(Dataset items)
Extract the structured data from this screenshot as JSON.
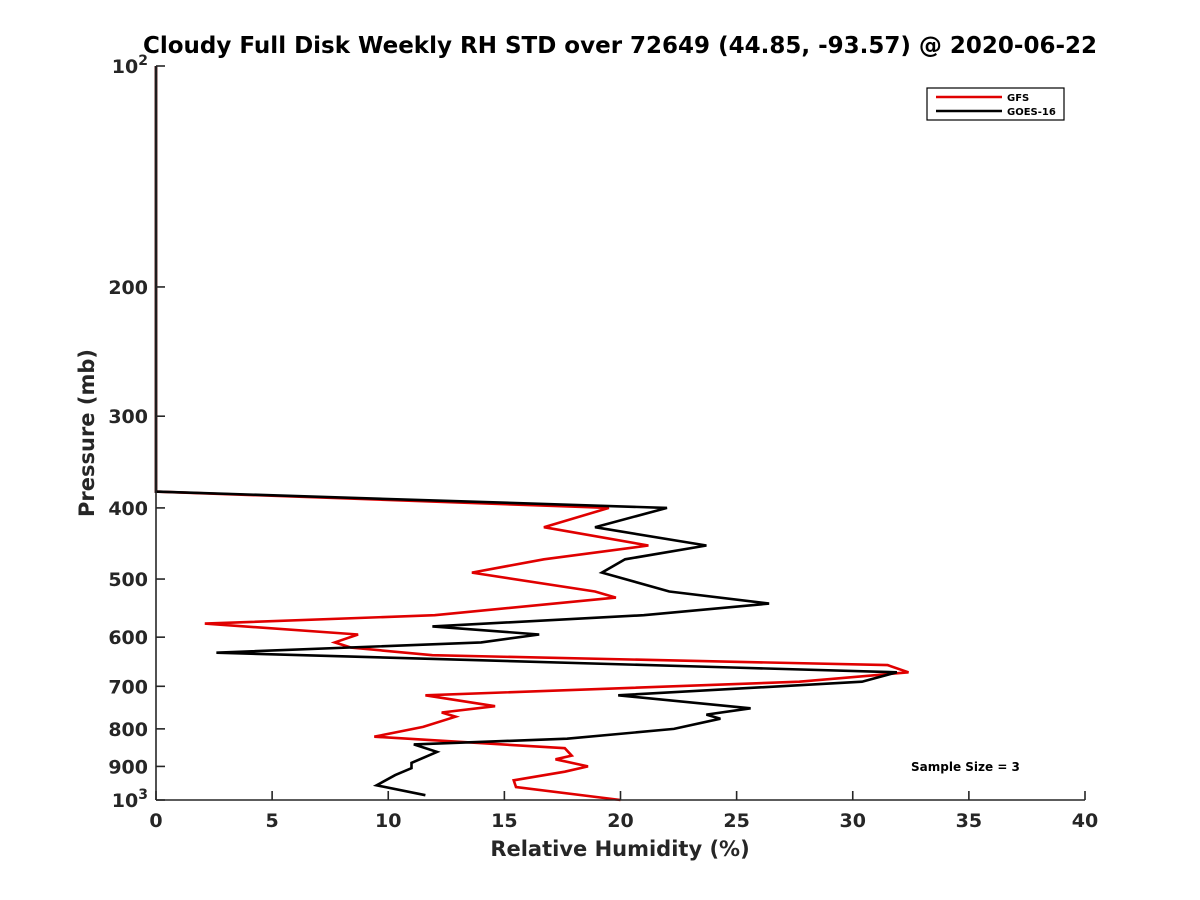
{
  "chart_data": {
    "type": "line",
    "title": "Cloudy Full Disk Weekly RH STD over 72649 (44.85, -93.57) @ 2020-06-22",
    "xlabel": "Relative Humidity (%)",
    "ylabel": "Pressure (mb)",
    "xlim": [
      0,
      40
    ],
    "ylim": [
      100,
      1000
    ],
    "y_scale": "log",
    "y_reversed": true,
    "x_ticks": [
      "0",
      "5",
      "10",
      "15",
      "20",
      "25",
      "30",
      "35",
      "40"
    ],
    "y_ticks": [
      {
        "value": 100,
        "base": "10",
        "exp": "2"
      },
      {
        "value": 200,
        "label": "200"
      },
      {
        "value": 300,
        "label": "300"
      },
      {
        "value": 400,
        "label": "400"
      },
      {
        "value": 500,
        "label": "500"
      },
      {
        "value": 600,
        "label": "600"
      },
      {
        "value": 700,
        "label": "700"
      },
      {
        "value": 800,
        "label": "800"
      },
      {
        "value": 900,
        "label": "900"
      },
      {
        "value": 1000,
        "base": "10",
        "exp": "3"
      }
    ],
    "legend_position": "top-right",
    "annotation": "Sample Size = 3",
    "series": [
      {
        "name": "GFS",
        "color": "#e00000",
        "points": [
          [
            0,
            100
          ],
          [
            0,
            150
          ],
          [
            0,
            200
          ],
          [
            0,
            250
          ],
          [
            0,
            300
          ],
          [
            0,
            350
          ],
          [
            0,
            380
          ],
          [
            19.5,
            400
          ],
          [
            16.7,
            425
          ],
          [
            21.2,
            450
          ],
          [
            16.7,
            470
          ],
          [
            13.6,
            490
          ],
          [
            18.9,
            520
          ],
          [
            19.8,
            530
          ],
          [
            12.0,
            560
          ],
          [
            2.1,
            575
          ],
          [
            8.7,
            595
          ],
          [
            7.7,
            610
          ],
          [
            8.4,
            620
          ],
          [
            11.9,
            635
          ],
          [
            31.5,
            655
          ],
          [
            32.4,
            670
          ],
          [
            27.7,
            690
          ],
          [
            11.6,
            720
          ],
          [
            14.6,
            745
          ],
          [
            12.3,
            760
          ],
          [
            12.9,
            770
          ],
          [
            11.5,
            795
          ],
          [
            9.4,
            820
          ],
          [
            17.6,
            850
          ],
          [
            17.9,
            870
          ],
          [
            17.2,
            880
          ],
          [
            18.6,
            900
          ],
          [
            17.6,
            915
          ],
          [
            15.4,
            940
          ],
          [
            15.5,
            960
          ],
          [
            20.0,
            1000
          ]
        ]
      },
      {
        "name": "GOES-16",
        "color": "#000000",
        "points": [
          [
            0,
            100
          ],
          [
            0,
            150
          ],
          [
            0,
            200
          ],
          [
            0,
            250
          ],
          [
            0,
            300
          ],
          [
            0,
            350
          ],
          [
            0,
            380
          ],
          [
            22.0,
            400
          ],
          [
            18.9,
            425
          ],
          [
            23.7,
            450
          ],
          [
            20.2,
            470
          ],
          [
            19.2,
            490
          ],
          [
            22.1,
            520
          ],
          [
            26.4,
            540
          ],
          [
            21.0,
            560
          ],
          [
            11.9,
            580
          ],
          [
            16.5,
            595
          ],
          [
            14.0,
            610
          ],
          [
            2.6,
            630
          ],
          [
            24.8,
            660
          ],
          [
            31.9,
            670
          ],
          [
            30.4,
            690
          ],
          [
            19.9,
            720
          ],
          [
            25.6,
            750
          ],
          [
            23.7,
            765
          ],
          [
            24.3,
            775
          ],
          [
            22.3,
            800
          ],
          [
            17.7,
            825
          ],
          [
            11.1,
            840
          ],
          [
            12.1,
            860
          ],
          [
            11.0,
            890
          ],
          [
            11.0,
            905
          ],
          [
            10.3,
            925
          ],
          [
            9.5,
            955
          ],
          [
            11.6,
            985
          ]
        ]
      }
    ]
  }
}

## What is required
State only the count of lines above that hold the string "value".

## Response to this task
10